### [YOUR GOAL]
Rewrite the records below, replacing "separator-dot" with "divider-dot" everywhere and changing nothing else. Leave out the pictures.
# # #
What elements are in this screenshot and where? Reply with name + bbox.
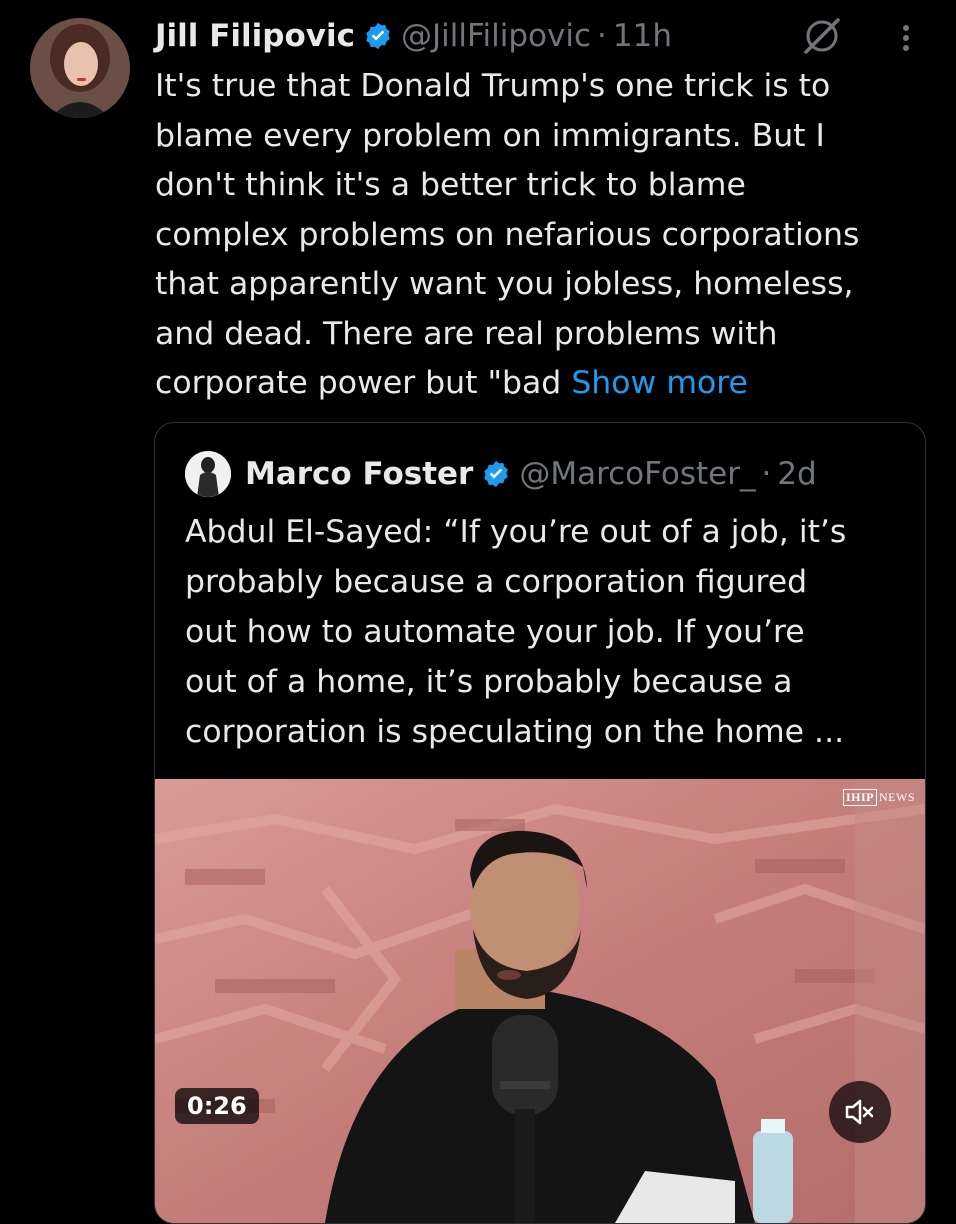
quote-author-handle[interactable]: @MarcoFoster_ (519, 456, 755, 492)
more-options-icon[interactable] (888, 18, 924, 58)
news-logo-box: IHIP (842, 789, 877, 806)
news-logo: IHIP NEWS (842, 789, 915, 806)
quote-text-line: out how to automate your job. If you’re (185, 614, 805, 650)
tweet-text-line: and dead. There are real problems with (155, 315, 778, 352)
tweet-text-line: complex problems on nefarious corporatio… (155, 216, 860, 253)
video-timer: 0:26 (175, 1088, 259, 1124)
tweet-text-line: don't think it's a better trick to blame (155, 167, 746, 203)
quote-text-line: probably because a corporation figured (185, 564, 808, 600)
author-handle[interactable]: @JillFilipovic (401, 18, 591, 54)
mute-button[interactable] (829, 1081, 891, 1143)
separator-dot: · (761, 456, 772, 492)
tweet-text-line: blame every problem on immigrants. But I (155, 117, 825, 154)
tweet-text-line: that apparently want you jobless, homele… (155, 266, 854, 302)
quote-author-name[interactable]: Marco Foster (245, 456, 473, 492)
video-frame (155, 779, 925, 1223)
video-player[interactable]: IHIP NEWS (155, 779, 925, 1223)
news-logo-text: NEWS (879, 790, 915, 804)
quote-text-line: corporation is speculating on the home .… (185, 714, 845, 750)
quote-text: Abdul El-Sayed: “If you’re out of a job,… (185, 507, 905, 757)
separator-dot: · (597, 18, 607, 54)
tweet-text: It's true that Donald Trump's one trick … (155, 62, 940, 409)
quote-text-line: Abdul El-Sayed: “If you’re out of a job,… (185, 514, 847, 550)
tweet-header: Jill Filipovic @JillFilipovic · 11h (155, 14, 672, 58)
tweet-text-line: corporate power but "bad (155, 365, 572, 401)
quote-post-time[interactable]: 2d (777, 456, 816, 492)
verified-badge-icon (366, 22, 390, 50)
tweet-text-line-last: corporate power but "bad Show more (155, 359, 940, 409)
volume-muted-icon (845, 1099, 874, 1125)
author-avatar[interactable] (30, 18, 130, 118)
quote-author-avatar[interactable] (185, 451, 231, 497)
author-name[interactable]: Jill Filipovic (155, 18, 355, 54)
post-time[interactable]: 11h (613, 18, 672, 54)
tweet-text-line: It's true that Donald Trump's one trick … (155, 68, 831, 104)
verified-badge-icon (484, 460, 509, 488)
quote-text-line: out of a home, it’s probably because a (185, 664, 793, 700)
quote-header: Marco Foster @MarcoFoster_ · 2d (185, 451, 817, 497)
quoted-tweet-card[interactable]: Marco Foster @MarcoFoster_ · 2d Abdul El… (154, 422, 926, 1224)
show-more-link[interactable]: Show more (571, 365, 748, 401)
grok-icon[interactable] (800, 14, 844, 58)
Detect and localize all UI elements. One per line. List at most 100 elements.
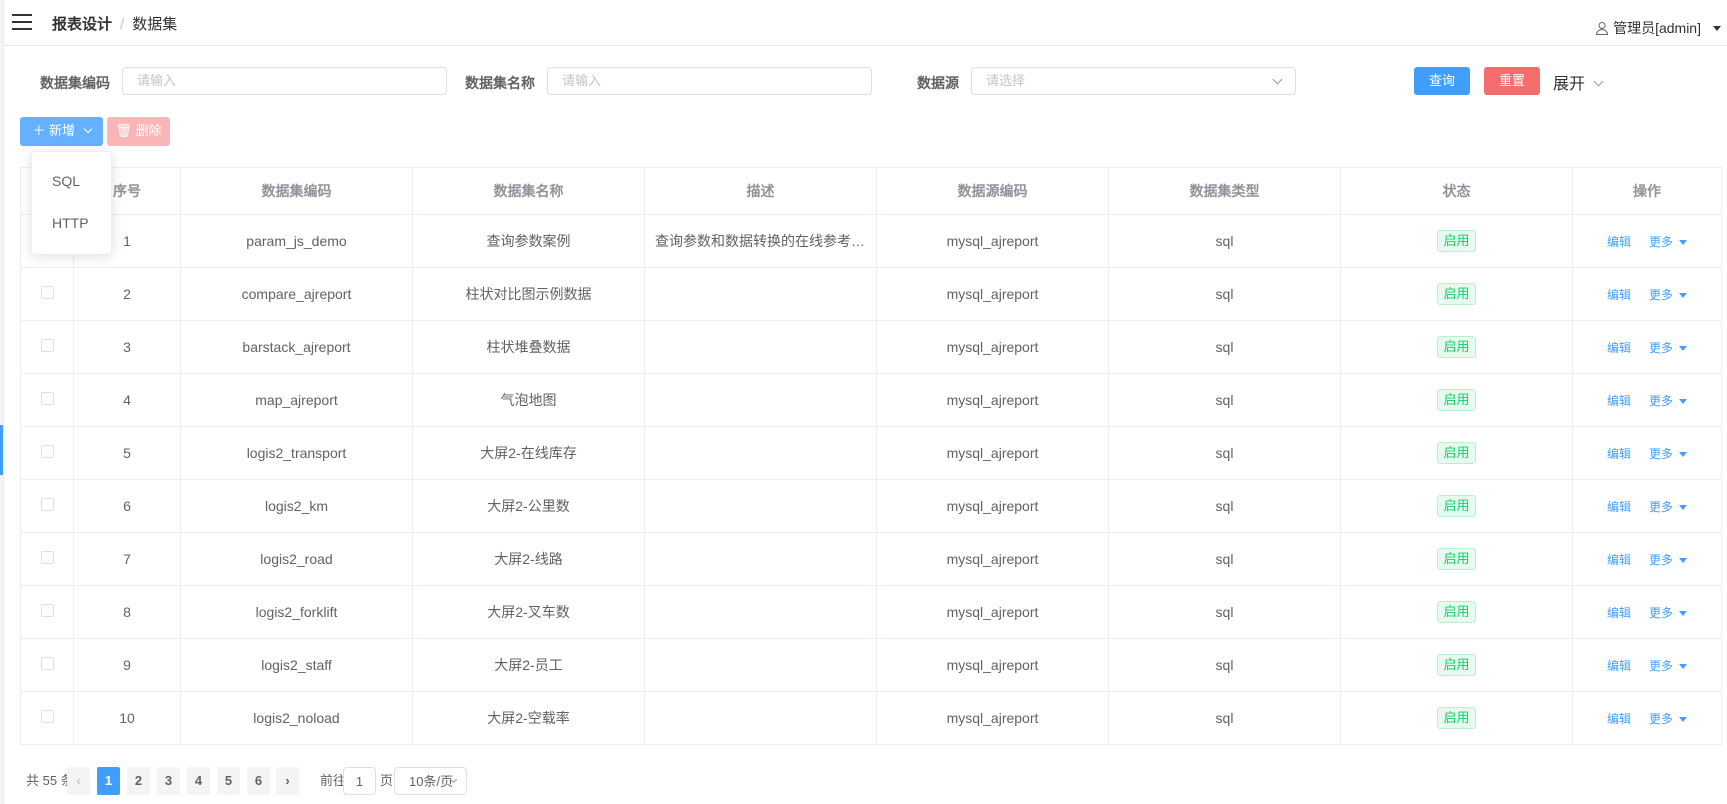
# # #
### [EXERCISE ANSWER]
What elements are in this screenshot and where? Reply with name + bbox.
quote-author-handle[interactable]: @MarcoFoster_ (519, 456, 755, 492)
more-options-icon[interactable] (888, 18, 924, 58)
news-logo-box: IHIP (842, 789, 877, 806)
news-logo: IHIP NEWS (842, 789, 915, 806)
quote-text-line: out how to automate your job. If you’re (185, 614, 805, 650)
tweet-text-line: and dead. There are real problems with (155, 315, 778, 352)
tweet-text-line: complex problems on nefarious corporatio… (155, 216, 860, 253)
video-timer: 0:26 (175, 1088, 259, 1124)
tweet-text-line: don't think it's a better trick to blame (155, 167, 746, 203)
quote-text-line: probably because a corporation figured (185, 564, 808, 600)
author-handle[interactable]: @JillFilipovic (401, 18, 591, 54)
mute-button[interactable] (829, 1081, 891, 1143)
divider-dot: · (761, 456, 772, 492)
tweet-text-line: blame every problem on immigrants. But I (155, 117, 825, 154)
tweet-text-line: that apparently want you jobless, homele… (155, 266, 854, 302)
quote-author-name[interactable]: Marco Foster (245, 456, 473, 492)
video-frame (155, 779, 925, 1223)
video-player[interactable]: IHIP NEWS (155, 779, 925, 1223)
news-logo-text: NEWS (879, 790, 915, 804)
quote-text-line: corporation is speculating on the home .… (185, 714, 845, 750)
quote-text: Abdul El-Sayed: “If you’re out of a job,… (185, 507, 905, 757)
divider-dot: · (597, 18, 607, 54)
tweet-text: It's true that Donald Trump's one trick … (155, 62, 940, 409)
quote-text-line: Abdul El-Sayed: “If you’re out of a job,… (185, 514, 847, 550)
tweet-header: Jill Filipovic @JillFilipovic · 11h (155, 14, 672, 58)
tweet-text-line: corporate power but "bad (155, 365, 572, 401)
quote-post-time[interactable]: 2d (777, 456, 816, 492)
verified-badge-icon (366, 22, 390, 50)
tweet-text-line-last: corporate power but "bad Show more (155, 359, 940, 409)
volume-muted-icon (845, 1099, 874, 1125)
author-avatar[interactable] (30, 18, 130, 118)
quote-author-avatar[interactable] (185, 451, 231, 497)
author-name[interactable]: Jill Filipovic (155, 18, 355, 54)
post-time[interactable]: 11h (613, 18, 672, 54)
tweet-text-line: It's true that Donald Trump's one trick … (155, 68, 831, 104)
verified-badge-icon (484, 460, 509, 488)
quote-text-line: out of a home, it’s probably because a (185, 664, 793, 700)
quote-header: Marco Foster @MarcoFoster_ · 2d (185, 451, 817, 497)
quoted-tweet-card[interactable]: Marco Foster @MarcoFoster_ · 2d Abdul El… (154, 422, 926, 1224)
show-more-link[interactable]: Show more (571, 365, 748, 401)
grok-icon[interactable] (800, 14, 844, 58)
Detect and localize all UI elements. One per line. List at most 100 elements.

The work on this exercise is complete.